Copy out the entries in full and with complete accuracy; pictures are excluded.

Structured figure records:
++++
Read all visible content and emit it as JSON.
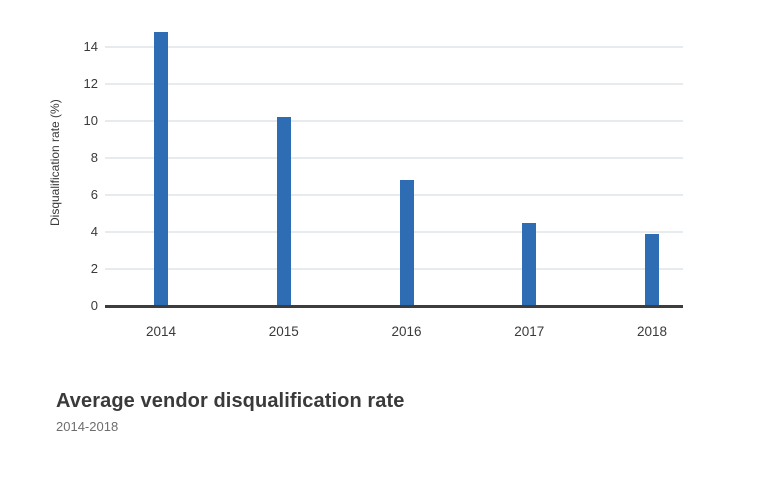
{
  "chart_data": {
    "type": "bar",
    "title": "Average vendor disqualification rate",
    "subtitle": "2014-2018",
    "xlabel": "",
    "ylabel": "Disqualification rate (%)",
    "categories": [
      "2014",
      "2015",
      "2016",
      "2017",
      "2018"
    ],
    "values": [
      14.8,
      10.2,
      6.8,
      4.5,
      3.9
    ],
    "yticks": [
      0,
      2,
      4,
      6,
      8,
      10,
      12,
      14
    ],
    "ylim": [
      0,
      15.5
    ],
    "grid": true,
    "legend": "none",
    "colors": {
      "bar": "#2e6db4",
      "gridline": "#e8ebee",
      "axis_line": "#3d3d3d",
      "tick_text": "#3a3a3a",
      "title_text": "#3a3a3a",
      "subtitle_text": "#6e6e6e",
      "background": "#ffffff"
    }
  }
}
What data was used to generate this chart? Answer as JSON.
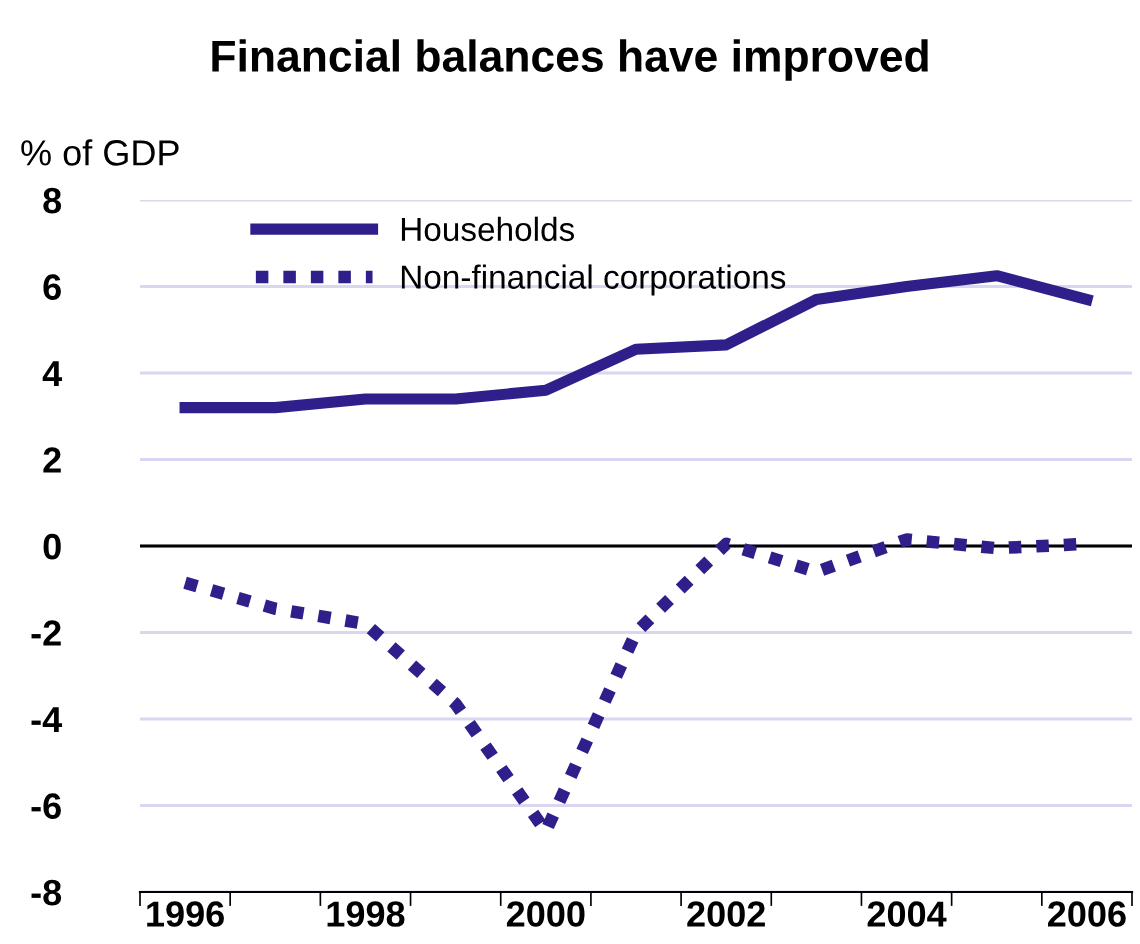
{
  "chart_data": {
    "type": "line",
    "title": "Financial balances have improved",
    "ylabel": "% of GDP",
    "categories": [
      "1996",
      null,
      "1998",
      null,
      "2000",
      null,
      "2002",
      null,
      "2004",
      null,
      "2006"
    ],
    "series": [
      {
        "name": "Households",
        "color": "#2e1f8a",
        "line_style": "solid",
        "values": [
          3.2,
          3.2,
          3.4,
          3.4,
          3.6,
          4.55,
          4.65,
          5.7,
          6.0,
          6.25,
          5.7
        ]
      },
      {
        "name": "Non-financial corporations",
        "color": "#2e1f8a",
        "line_style": "dotted",
        "values": [
          -0.85,
          -1.45,
          -1.8,
          -3.65,
          -6.6,
          -2.0,
          0.05,
          -0.6,
          0.15,
          -0.05,
          0.05
        ]
      }
    ],
    "ylim": [
      -8,
      8
    ],
    "yticks": [
      -8,
      -6,
      -4,
      -2,
      0,
      2,
      4,
      6,
      8
    ],
    "ref_lines": [
      {
        "axis": "y",
        "value": 0,
        "color": "#000000"
      }
    ],
    "grid": "y",
    "legend": "top left"
  }
}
++++
→ Exercise result
Read all visible content and emit it as JSON.
{
  "chart_data": {
    "type": "bar",
    "title": "Average vendor disqualification rate",
    "subtitle": "2014-2018",
    "xlabel": "",
    "ylabel": "Disqualification rate (%)",
    "categories": [
      "2014",
      "2015",
      "2016",
      "2017",
      "2018"
    ],
    "values": [
      14.8,
      10.2,
      6.8,
      4.5,
      3.9
    ],
    "yticks": [
      0,
      2,
      4,
      6,
      8,
      10,
      12,
      14
    ],
    "ylim": [
      0,
      15.5
    ],
    "grid": true,
    "legend": "none",
    "colors": {
      "bar": "#2e6db4",
      "gridline": "#e8ebee",
      "axis_line": "#3d3d3d",
      "tick_text": "#3a3a3a",
      "title_text": "#3a3a3a",
      "subtitle_text": "#6e6e6e",
      "background": "#ffffff"
    }
  }
}
What data was used to generate this chart? Answer as JSON.
{
  "chart_data": {
    "type": "line",
    "title": "Financial balances have improved",
    "ylabel": "% of GDP",
    "categories": [
      "1996",
      null,
      "1998",
      null,
      "2000",
      null,
      "2002",
      null,
      "2004",
      null,
      "2006"
    ],
    "series": [
      {
        "name": "Households",
        "color": "#2e1f8a",
        "line_style": "solid",
        "values": [
          3.2,
          3.2,
          3.4,
          3.4,
          3.6,
          4.55,
          4.65,
          5.7,
          6.0,
          6.25,
          5.7
        ]
      },
      {
        "name": "Non-financial corporations",
        "color": "#2e1f8a",
        "line_style": "dotted",
        "values": [
          -0.85,
          -1.45,
          -1.8,
          -3.65,
          -6.6,
          -2.0,
          0.05,
          -0.6,
          0.15,
          -0.05,
          0.05
        ]
      }
    ],
    "ylim": [
      -8,
      8
    ],
    "yticks": [
      -8,
      -6,
      -4,
      -2,
      0,
      2,
      4,
      6,
      8
    ],
    "ref_lines": [
      {
        "axis": "y",
        "value": 0,
        "color": "#000000"
      }
    ],
    "grid": "y",
    "legend": "top left"
  }
}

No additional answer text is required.